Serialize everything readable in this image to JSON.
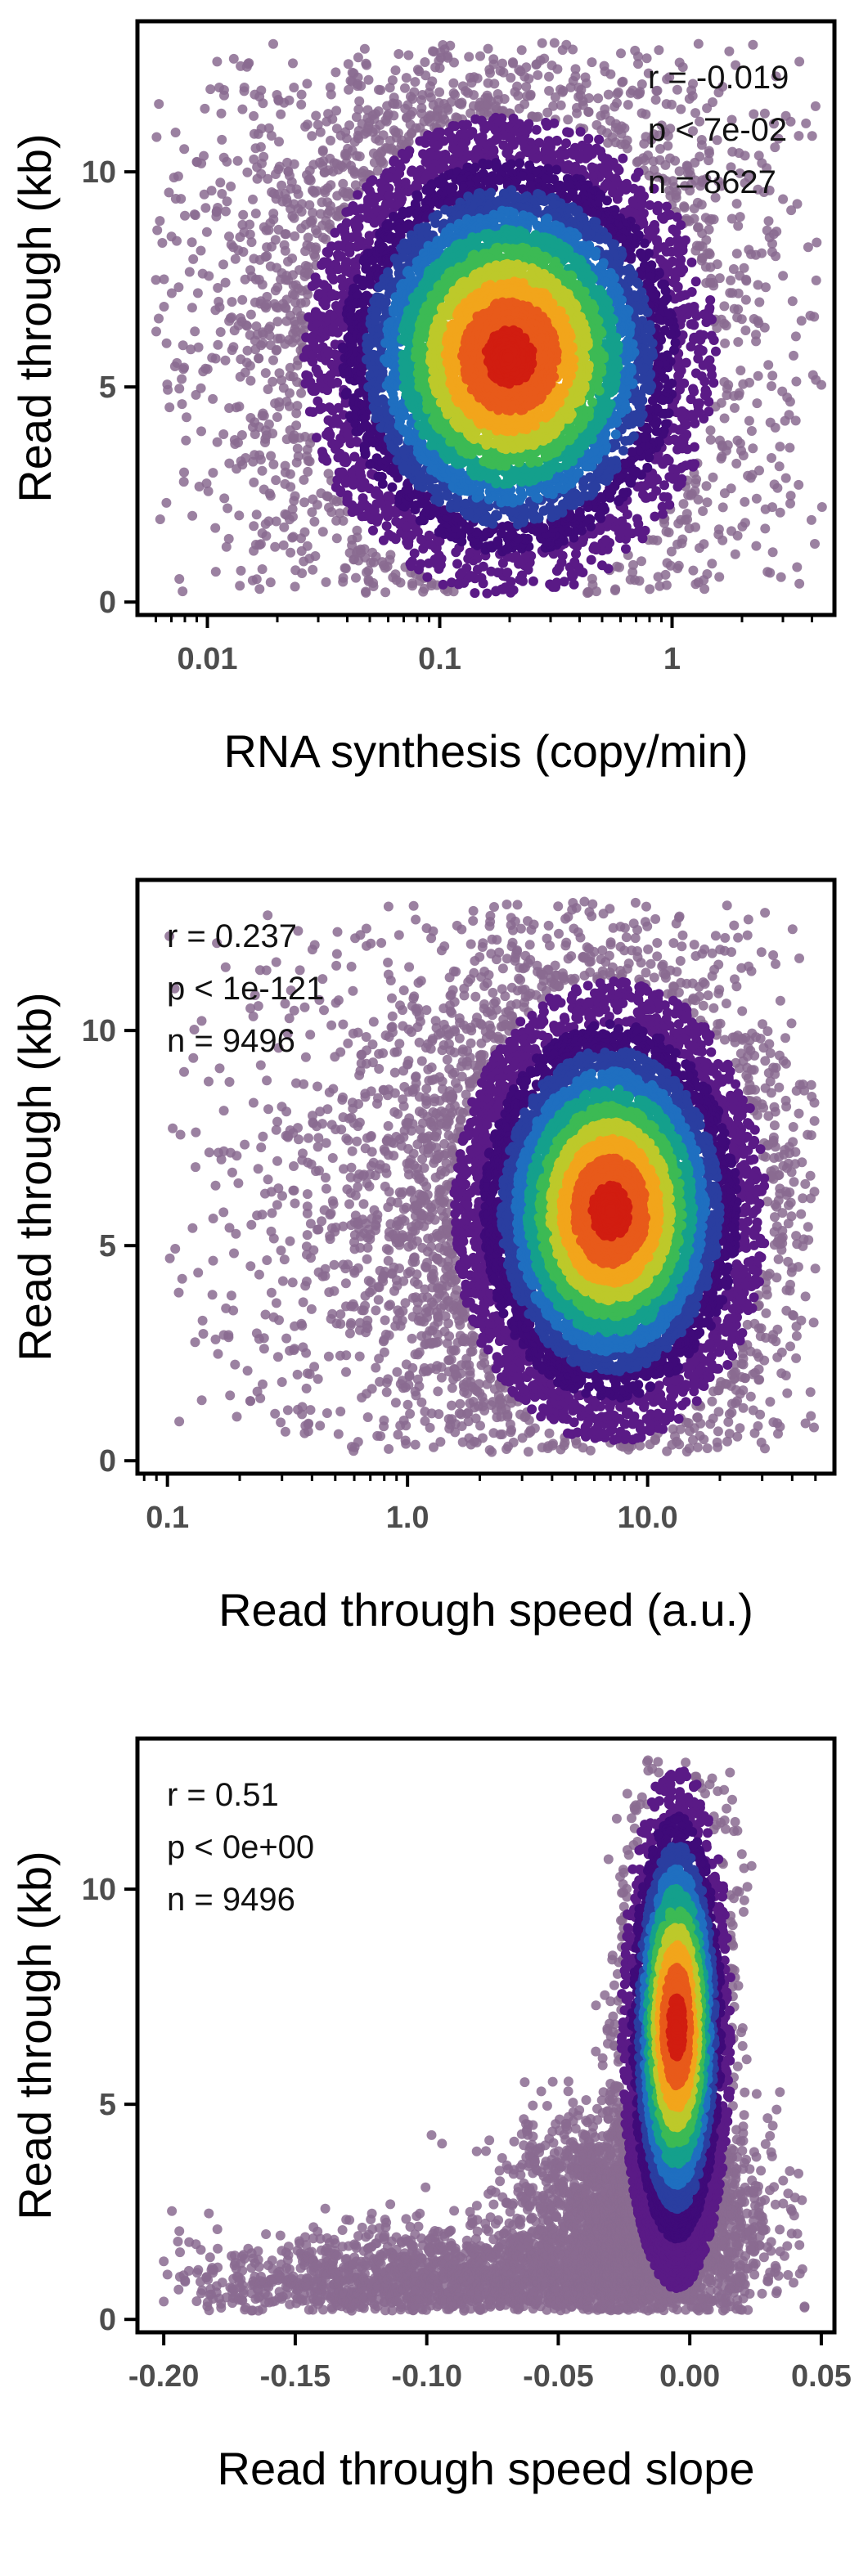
{
  "colors": {
    "palette": [
      "#8a6b91",
      "#5a1a86",
      "#3f0a79",
      "#2a3ea0",
      "#1f6fc0",
      "#14a08c",
      "#3cba54",
      "#bdc92a",
      "#f2a51b",
      "#e85a1a",
      "#d11d10"
    ],
    "frame": "#000000",
    "tick_label": "#4d4d4d"
  },
  "chart_data": [
    {
      "type": "scatter",
      "title": "",
      "xlabel": "RNA synthesis (copy/min)",
      "ylabel": "Read through (kb)",
      "x_scale": "log",
      "xlim": [
        0.005,
        5
      ],
      "ylim": [
        -0.3,
        13.5
      ],
      "x_ticks": [
        {
          "value": 0.01,
          "label": "0.01"
        },
        {
          "value": 0.1,
          "label": "0.1"
        },
        {
          "value": 1,
          "label": "1"
        }
      ],
      "y_ticks": [
        {
          "value": 0,
          "label": "0"
        },
        {
          "value": 5,
          "label": "5"
        },
        {
          "value": 10,
          "label": "10"
        }
      ],
      "grid": false,
      "stats": {
        "r": "r =  -0.019",
        "p": "p < 7e-02",
        "n": "n = 8627"
      },
      "stats_position": "top-right",
      "n": 8627,
      "x_range": [
        0.006,
        4.5
      ],
      "y_range": [
        0.2,
        13
      ],
      "density_center": {
        "x": 0.2,
        "y": 5.7
      },
      "cloud": [
        {
          "weight": 0.55,
          "x_center": 0.2,
          "x_sd_decades": 0.38,
          "y_center": 5.8,
          "y_sd": 2.4
        },
        {
          "weight": 0.35,
          "x_center": 0.15,
          "x_sd_decades": 0.55,
          "y_center": 6.5,
          "y_sd": 3.6
        },
        {
          "weight": 0.1,
          "x_center": 0.1,
          "x_sd_decades": 1.0,
          "y_center": 6.5,
          "y_sd": 3.8
        }
      ]
    },
    {
      "type": "scatter",
      "title": "",
      "xlabel": "Read through speed (a.u.)",
      "ylabel": "Read through (kb)",
      "x_scale": "log",
      "xlim": [
        0.075,
        60
      ],
      "ylim": [
        -0.3,
        13.5
      ],
      "x_ticks": [
        {
          "value": 0.1,
          "label": "0.1"
        },
        {
          "value": 1,
          "label": "1.0"
        },
        {
          "value": 10,
          "label": "10.0"
        }
      ],
      "y_ticks": [
        {
          "value": 0,
          "label": "0"
        },
        {
          "value": 5,
          "label": "5"
        },
        {
          "value": 10,
          "label": "10"
        }
      ],
      "grid": false,
      "stats": {
        "r": "r =  0.237",
        "p": "p < 1e-121",
        "n": "n = 9496"
      },
      "stats_position": "top-left",
      "n": 9496,
      "x_range": [
        0.1,
        50
      ],
      "y_range": [
        0.2,
        13
      ],
      "density_center": {
        "x": 7,
        "y": 5.8
      },
      "cloud": [
        {
          "weight": 0.55,
          "x_center": 7,
          "x_sd_decades": 0.28,
          "y_center": 5.6,
          "y_sd": 2.3
        },
        {
          "weight": 0.35,
          "x_center": 5,
          "x_sd_decades": 0.45,
          "y_center": 6.2,
          "y_sd": 3.3
        },
        {
          "weight": 0.1,
          "x_center": 2,
          "x_sd_decades": 0.75,
          "y_center": 5.0,
          "y_sd": 3.6
        }
      ]
    },
    {
      "type": "scatter",
      "title": "",
      "xlabel": "Read through speed slope",
      "ylabel": "Read through (kb)",
      "x_scale": "linear",
      "xlim": [
        -0.21,
        0.055
      ],
      "ylim": [
        -0.3,
        13.5
      ],
      "x_ticks": [
        {
          "value": -0.2,
          "label": "-0.20"
        },
        {
          "value": -0.15,
          "label": "-0.15"
        },
        {
          "value": -0.1,
          "label": "-0.10"
        },
        {
          "value": -0.05,
          "label": "-0.05"
        },
        {
          "value": 0,
          "label": "0.00"
        },
        {
          "value": 0.05,
          "label": "0.05"
        }
      ],
      "y_ticks": [
        {
          "value": 0,
          "label": "0"
        },
        {
          "value": 5,
          "label": "5"
        },
        {
          "value": 10,
          "label": "10"
        }
      ],
      "grid": false,
      "stats": {
        "r": "r =  0.51",
        "p": "p < 0e+00",
        "n": "n = 9496"
      },
      "stats_position": "top-left",
      "n": 9496,
      "x_range": [
        -0.2,
        0.045
      ],
      "y_range": [
        0.2,
        13
      ],
      "density_center": {
        "x": -0.005,
        "y": 6.8
      },
      "cloud": [
        {
          "weight": 0.5,
          "x_center": -0.005,
          "x_sd": 0.009,
          "y_center": 6.5,
          "y_sd": 2.6
        },
        {
          "weight": 0.32,
          "x_center": -0.02,
          "x_sd": 0.022,
          "y_center": 2.2,
          "y_sd": 1.3
        },
        {
          "weight": 0.18,
          "x_center": -0.09,
          "x_sd": 0.05,
          "y_center": 0.9,
          "y_sd": 0.6
        }
      ]
    }
  ]
}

→ **Set exercise**:
Transcribe the records word for word and include no pictures.

→ **Answer**:
Serialize everything readable in this image to JSON.
{
  "colors": {
    "palette": [
      "#8a6b91",
      "#5a1a86",
      "#3f0a79",
      "#2a3ea0",
      "#1f6fc0",
      "#14a08c",
      "#3cba54",
      "#bdc92a",
      "#f2a51b",
      "#e85a1a",
      "#d11d10"
    ],
    "frame": "#000000",
    "tick_label": "#4d4d4d"
  },
  "chart_data": [
    {
      "type": "scatter",
      "title": "",
      "xlabel": "RNA synthesis (copy/min)",
      "ylabel": "Read through (kb)",
      "x_scale": "log",
      "xlim": [
        0.005,
        5
      ],
      "ylim": [
        -0.3,
        13.5
      ],
      "x_ticks": [
        {
          "value": 0.01,
          "label": "0.01"
        },
        {
          "value": 0.1,
          "label": "0.1"
        },
        {
          "value": 1,
          "label": "1"
        }
      ],
      "y_ticks": [
        {
          "value": 0,
          "label": "0"
        },
        {
          "value": 5,
          "label": "5"
        },
        {
          "value": 10,
          "label": "10"
        }
      ],
      "grid": false,
      "stats": {
        "r": "r =  -0.019",
        "p": "p < 7e-02",
        "n": "n = 8627"
      },
      "stats_position": "top-right",
      "n": 8627,
      "x_range": [
        0.006,
        4.5
      ],
      "y_range": [
        0.2,
        13
      ],
      "density_center": {
        "x": 0.2,
        "y": 5.7
      },
      "cloud": [
        {
          "weight": 0.55,
          "x_center": 0.2,
          "x_sd_decades": 0.38,
          "y_center": 5.8,
          "y_sd": 2.4
        },
        {
          "weight": 0.35,
          "x_center": 0.15,
          "x_sd_decades": 0.55,
          "y_center": 6.5,
          "y_sd": 3.6
        },
        {
          "weight": 0.1,
          "x_center": 0.1,
          "x_sd_decades": 1.0,
          "y_center": 6.5,
          "y_sd": 3.8
        }
      ]
    },
    {
      "type": "scatter",
      "title": "",
      "xlabel": "Read through speed (a.u.)",
      "ylabel": "Read through (kb)",
      "x_scale": "log",
      "xlim": [
        0.075,
        60
      ],
      "ylim": [
        -0.3,
        13.5
      ],
      "x_ticks": [
        {
          "value": 0.1,
          "label": "0.1"
        },
        {
          "value": 1,
          "label": "1.0"
        },
        {
          "value": 10,
          "label": "10.0"
        }
      ],
      "y_ticks": [
        {
          "value": 0,
          "label": "0"
        },
        {
          "value": 5,
          "label": "5"
        },
        {
          "value": 10,
          "label": "10"
        }
      ],
      "grid": false,
      "stats": {
        "r": "r =  0.237",
        "p": "p < 1e-121",
        "n": "n = 9496"
      },
      "stats_position": "top-left",
      "n": 9496,
      "x_range": [
        0.1,
        50
      ],
      "y_range": [
        0.2,
        13
      ],
      "density_center": {
        "x": 7,
        "y": 5.8
      },
      "cloud": [
        {
          "weight": 0.55,
          "x_center": 7,
          "x_sd_decades": 0.28,
          "y_center": 5.6,
          "y_sd": 2.3
        },
        {
          "weight": 0.35,
          "x_center": 5,
          "x_sd_decades": 0.45,
          "y_center": 6.2,
          "y_sd": 3.3
        },
        {
          "weight": 0.1,
          "x_center": 2,
          "x_sd_decades": 0.75,
          "y_center": 5.0,
          "y_sd": 3.6
        }
      ]
    },
    {
      "type": "scatter",
      "title": "",
      "xlabel": "Read through speed slope",
      "ylabel": "Read through (kb)",
      "x_scale": "linear",
      "xlim": [
        -0.21,
        0.055
      ],
      "ylim": [
        -0.3,
        13.5
      ],
      "x_ticks": [
        {
          "value": -0.2,
          "label": "-0.20"
        },
        {
          "value": -0.15,
          "label": "-0.15"
        },
        {
          "value": -0.1,
          "label": "-0.10"
        },
        {
          "value": -0.05,
          "label": "-0.05"
        },
        {
          "value": 0,
          "label": "0.00"
        },
        {
          "value": 0.05,
          "label": "0.05"
        }
      ],
      "y_ticks": [
        {
          "value": 0,
          "label": "0"
        },
        {
          "value": 5,
          "label": "5"
        },
        {
          "value": 10,
          "label": "10"
        }
      ],
      "grid": false,
      "stats": {
        "r": "r =  0.51",
        "p": "p < 0e+00",
        "n": "n = 9496"
      },
      "stats_position": "top-left",
      "n": 9496,
      "x_range": [
        -0.2,
        0.045
      ],
      "y_range": [
        0.2,
        13
      ],
      "density_center": {
        "x": -0.005,
        "y": 6.8
      },
      "cloud": [
        {
          "weight": 0.5,
          "x_center": -0.005,
          "x_sd": 0.009,
          "y_center": 6.5,
          "y_sd": 2.6
        },
        {
          "weight": 0.32,
          "x_center": -0.02,
          "x_sd": 0.022,
          "y_center": 2.2,
          "y_sd": 1.3
        },
        {
          "weight": 0.18,
          "x_center": -0.09,
          "x_sd": 0.05,
          "y_center": 0.9,
          "y_sd": 0.6
        }
      ]
    }
  ]
}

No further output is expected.